What this task involves: Output every line of the data exactly as it appears.

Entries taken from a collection
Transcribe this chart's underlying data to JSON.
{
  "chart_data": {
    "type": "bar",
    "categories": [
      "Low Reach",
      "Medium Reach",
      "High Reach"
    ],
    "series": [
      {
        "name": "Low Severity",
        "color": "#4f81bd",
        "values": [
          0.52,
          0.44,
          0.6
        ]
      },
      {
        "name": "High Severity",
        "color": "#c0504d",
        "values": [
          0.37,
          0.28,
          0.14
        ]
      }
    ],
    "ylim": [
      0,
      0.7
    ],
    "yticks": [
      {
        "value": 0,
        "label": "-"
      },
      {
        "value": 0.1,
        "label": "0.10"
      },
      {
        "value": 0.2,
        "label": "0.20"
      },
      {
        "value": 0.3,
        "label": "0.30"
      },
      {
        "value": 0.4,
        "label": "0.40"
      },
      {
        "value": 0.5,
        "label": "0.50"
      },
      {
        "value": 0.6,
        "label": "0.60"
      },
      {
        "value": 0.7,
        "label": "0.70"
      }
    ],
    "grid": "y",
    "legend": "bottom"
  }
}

Task solution:
Transcribe this chart's underlying data to JSON.
{
  "chart_data": {
    "type": "bar",
    "categories": [
      "Low Reach",
      "Medium Reach",
      "High Reach"
    ],
    "series": [
      {
        "name": "Low Severity",
        "color": "#4f81bd",
        "values": [
          0.52,
          0.44,
          0.6
        ]
      },
      {
        "name": "High Severity",
        "color": "#c0504d",
        "values": [
          0.37,
          0.28,
          0.14
        ]
      }
    ],
    "ylim": [
      0,
      0.7
    ],
    "yticks": [
      {
        "value": 0,
        "label": "-"
      },
      {
        "value": 0.1,
        "label": "0.10"
      },
      {
        "value": 0.2,
        "label": "0.20"
      },
      {
        "value": 0.3,
        "label": "0.30"
      },
      {
        "value": 0.4,
        "label": "0.40"
      },
      {
        "value": 0.5,
        "label": "0.50"
      },
      {
        "value": 0.6,
        "label": "0.60"
      },
      {
        "value": 0.7,
        "label": "0.70"
      }
    ],
    "grid": "y",
    "legend": "bottom"
  }
}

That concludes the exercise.